### Problem statement
From the entries that follow, list every line in which the string "icon" appears.

### Listed records
—————

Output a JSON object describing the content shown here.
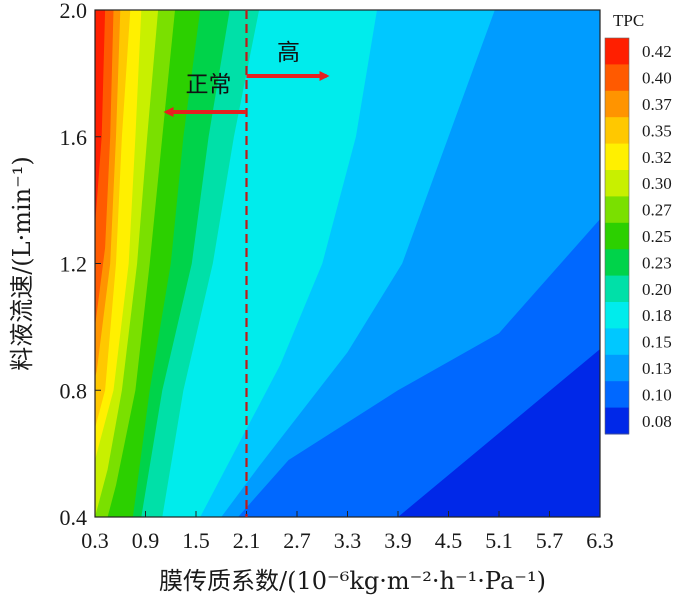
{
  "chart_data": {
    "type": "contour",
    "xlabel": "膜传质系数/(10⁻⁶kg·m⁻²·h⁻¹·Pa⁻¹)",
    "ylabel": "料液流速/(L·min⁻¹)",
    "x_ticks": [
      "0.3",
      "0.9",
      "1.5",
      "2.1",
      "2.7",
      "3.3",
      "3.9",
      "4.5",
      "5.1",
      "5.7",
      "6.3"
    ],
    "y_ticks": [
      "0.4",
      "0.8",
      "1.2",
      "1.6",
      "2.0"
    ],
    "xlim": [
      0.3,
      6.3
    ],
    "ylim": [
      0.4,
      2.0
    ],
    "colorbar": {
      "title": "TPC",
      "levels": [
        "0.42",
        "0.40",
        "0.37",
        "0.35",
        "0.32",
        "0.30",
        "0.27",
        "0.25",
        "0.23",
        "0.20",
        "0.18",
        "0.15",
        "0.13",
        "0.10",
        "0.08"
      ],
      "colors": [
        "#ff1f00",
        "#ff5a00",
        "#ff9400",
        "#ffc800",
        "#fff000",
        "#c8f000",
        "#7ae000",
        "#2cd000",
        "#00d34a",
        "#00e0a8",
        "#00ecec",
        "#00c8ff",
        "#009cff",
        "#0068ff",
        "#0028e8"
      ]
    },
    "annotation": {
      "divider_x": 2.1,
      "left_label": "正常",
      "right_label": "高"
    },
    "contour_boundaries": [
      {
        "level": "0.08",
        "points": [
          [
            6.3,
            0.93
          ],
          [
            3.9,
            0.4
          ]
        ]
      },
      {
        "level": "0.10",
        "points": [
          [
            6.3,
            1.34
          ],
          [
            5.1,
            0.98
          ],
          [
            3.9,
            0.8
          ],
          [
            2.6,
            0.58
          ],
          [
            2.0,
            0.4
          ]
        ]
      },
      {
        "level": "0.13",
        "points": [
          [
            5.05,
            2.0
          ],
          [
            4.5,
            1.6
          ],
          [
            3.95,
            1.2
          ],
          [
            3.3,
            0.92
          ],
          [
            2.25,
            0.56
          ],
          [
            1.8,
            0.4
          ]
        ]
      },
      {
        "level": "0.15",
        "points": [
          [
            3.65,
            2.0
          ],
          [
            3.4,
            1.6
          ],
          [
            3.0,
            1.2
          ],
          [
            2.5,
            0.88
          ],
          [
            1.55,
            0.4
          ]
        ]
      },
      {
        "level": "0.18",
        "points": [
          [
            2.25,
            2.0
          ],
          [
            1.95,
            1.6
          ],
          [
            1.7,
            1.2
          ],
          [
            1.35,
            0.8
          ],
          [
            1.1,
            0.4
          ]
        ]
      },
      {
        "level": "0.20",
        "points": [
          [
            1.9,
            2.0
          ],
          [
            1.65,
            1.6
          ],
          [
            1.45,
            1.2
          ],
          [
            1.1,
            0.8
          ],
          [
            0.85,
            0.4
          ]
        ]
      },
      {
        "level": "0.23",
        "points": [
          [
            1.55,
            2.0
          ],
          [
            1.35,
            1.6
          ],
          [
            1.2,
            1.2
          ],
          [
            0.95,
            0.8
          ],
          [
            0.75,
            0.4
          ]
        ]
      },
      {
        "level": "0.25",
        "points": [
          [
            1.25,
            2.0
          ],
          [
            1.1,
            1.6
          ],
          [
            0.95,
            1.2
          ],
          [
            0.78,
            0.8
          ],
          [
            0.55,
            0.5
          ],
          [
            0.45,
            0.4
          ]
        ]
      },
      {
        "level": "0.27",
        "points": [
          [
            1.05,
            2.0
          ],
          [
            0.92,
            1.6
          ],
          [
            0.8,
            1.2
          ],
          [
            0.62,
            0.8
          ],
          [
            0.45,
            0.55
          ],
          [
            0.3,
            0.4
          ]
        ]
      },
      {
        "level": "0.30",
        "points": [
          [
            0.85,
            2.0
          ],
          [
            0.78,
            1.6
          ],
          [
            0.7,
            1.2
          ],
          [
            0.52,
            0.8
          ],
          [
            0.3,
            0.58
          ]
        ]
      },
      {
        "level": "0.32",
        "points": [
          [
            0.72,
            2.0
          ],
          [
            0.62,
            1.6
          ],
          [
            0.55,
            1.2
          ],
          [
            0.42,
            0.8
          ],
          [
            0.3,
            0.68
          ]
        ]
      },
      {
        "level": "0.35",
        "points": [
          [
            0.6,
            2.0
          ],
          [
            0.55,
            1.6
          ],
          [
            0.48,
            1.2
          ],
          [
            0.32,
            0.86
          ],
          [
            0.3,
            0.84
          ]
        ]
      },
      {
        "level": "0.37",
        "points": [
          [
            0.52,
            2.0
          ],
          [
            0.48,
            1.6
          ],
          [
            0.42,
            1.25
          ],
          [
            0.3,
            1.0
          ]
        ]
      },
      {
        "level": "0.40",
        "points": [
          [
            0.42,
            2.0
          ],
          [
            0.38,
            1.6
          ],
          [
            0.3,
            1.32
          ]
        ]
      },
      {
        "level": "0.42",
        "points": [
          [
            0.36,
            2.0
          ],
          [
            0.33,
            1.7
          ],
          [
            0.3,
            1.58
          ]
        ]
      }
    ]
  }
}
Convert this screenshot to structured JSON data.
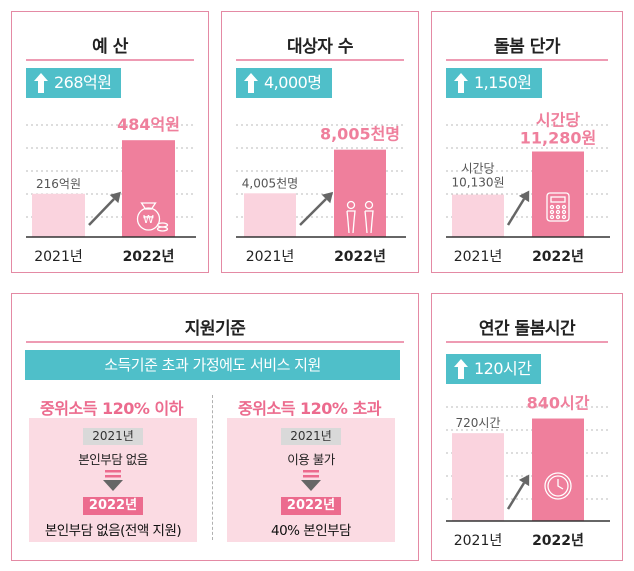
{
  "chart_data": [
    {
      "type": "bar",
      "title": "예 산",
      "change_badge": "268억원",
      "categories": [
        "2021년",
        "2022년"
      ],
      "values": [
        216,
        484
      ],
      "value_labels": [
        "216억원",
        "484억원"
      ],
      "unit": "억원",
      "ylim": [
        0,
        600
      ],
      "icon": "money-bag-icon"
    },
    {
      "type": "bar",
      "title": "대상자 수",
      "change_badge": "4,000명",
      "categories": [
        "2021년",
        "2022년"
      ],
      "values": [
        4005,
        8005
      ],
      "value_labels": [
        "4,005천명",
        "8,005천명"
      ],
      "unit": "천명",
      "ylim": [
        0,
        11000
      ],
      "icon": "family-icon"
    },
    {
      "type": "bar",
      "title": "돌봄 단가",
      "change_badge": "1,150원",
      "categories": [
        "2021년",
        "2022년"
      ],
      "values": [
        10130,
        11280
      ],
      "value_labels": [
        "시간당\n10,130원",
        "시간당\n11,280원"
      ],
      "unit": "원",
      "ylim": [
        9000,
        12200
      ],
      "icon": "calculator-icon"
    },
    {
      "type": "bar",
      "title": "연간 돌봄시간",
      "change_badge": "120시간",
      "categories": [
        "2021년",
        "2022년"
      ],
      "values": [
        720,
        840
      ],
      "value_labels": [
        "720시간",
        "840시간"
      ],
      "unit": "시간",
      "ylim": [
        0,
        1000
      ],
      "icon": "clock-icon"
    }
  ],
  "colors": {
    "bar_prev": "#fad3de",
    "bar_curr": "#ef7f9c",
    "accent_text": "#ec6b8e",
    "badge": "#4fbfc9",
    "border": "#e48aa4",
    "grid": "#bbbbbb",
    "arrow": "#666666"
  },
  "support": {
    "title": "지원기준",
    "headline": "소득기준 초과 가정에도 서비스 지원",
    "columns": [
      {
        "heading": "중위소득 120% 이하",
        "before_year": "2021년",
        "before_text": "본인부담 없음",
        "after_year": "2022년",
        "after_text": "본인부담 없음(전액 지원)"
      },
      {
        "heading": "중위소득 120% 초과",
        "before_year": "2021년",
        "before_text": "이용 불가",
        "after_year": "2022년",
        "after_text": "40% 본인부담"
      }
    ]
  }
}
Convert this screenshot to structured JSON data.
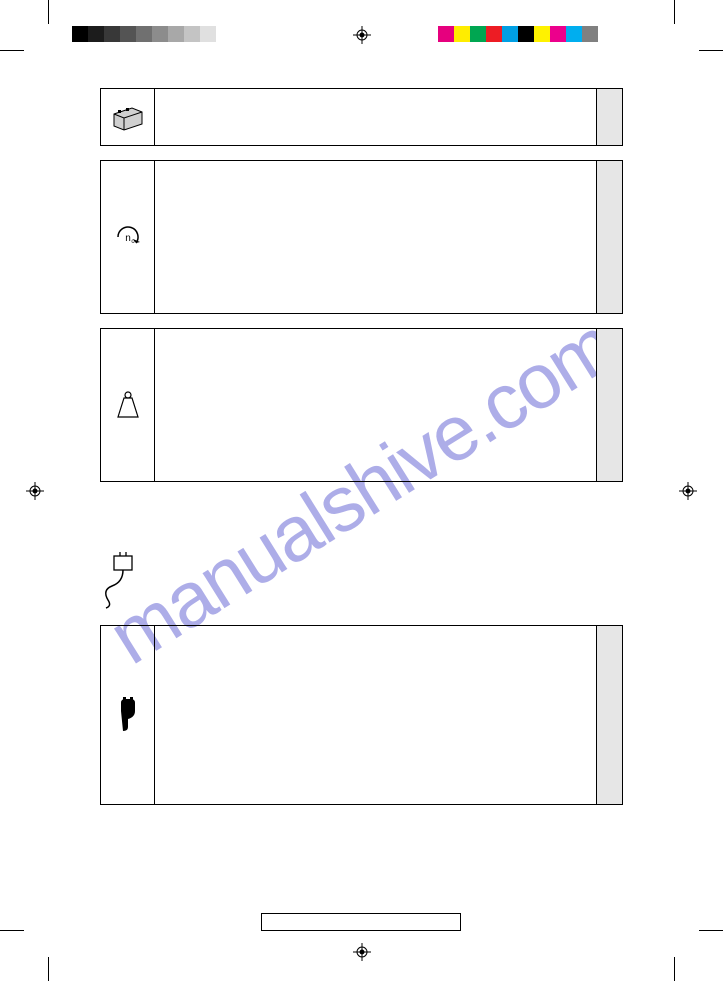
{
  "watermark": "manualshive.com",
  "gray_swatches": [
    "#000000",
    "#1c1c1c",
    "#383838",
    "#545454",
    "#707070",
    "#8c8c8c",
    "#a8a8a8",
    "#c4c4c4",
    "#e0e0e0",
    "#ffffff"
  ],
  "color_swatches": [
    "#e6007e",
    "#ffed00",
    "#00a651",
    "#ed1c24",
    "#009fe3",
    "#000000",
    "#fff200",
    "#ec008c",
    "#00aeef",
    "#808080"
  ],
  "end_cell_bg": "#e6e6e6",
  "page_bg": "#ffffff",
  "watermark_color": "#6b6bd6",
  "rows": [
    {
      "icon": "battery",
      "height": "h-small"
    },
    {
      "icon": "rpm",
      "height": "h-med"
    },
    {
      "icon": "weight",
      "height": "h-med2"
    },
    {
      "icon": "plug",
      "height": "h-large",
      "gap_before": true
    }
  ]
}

—————

### Complete response
      "icon": "money-bag-icon"
      "icon": "family-icon"
      "icon": "calculator-icon"
      "icon": "clock-icon"
      "icon": "battery",
      "icon": "rpm",
      "icon": "weight",
      "icon": "plug",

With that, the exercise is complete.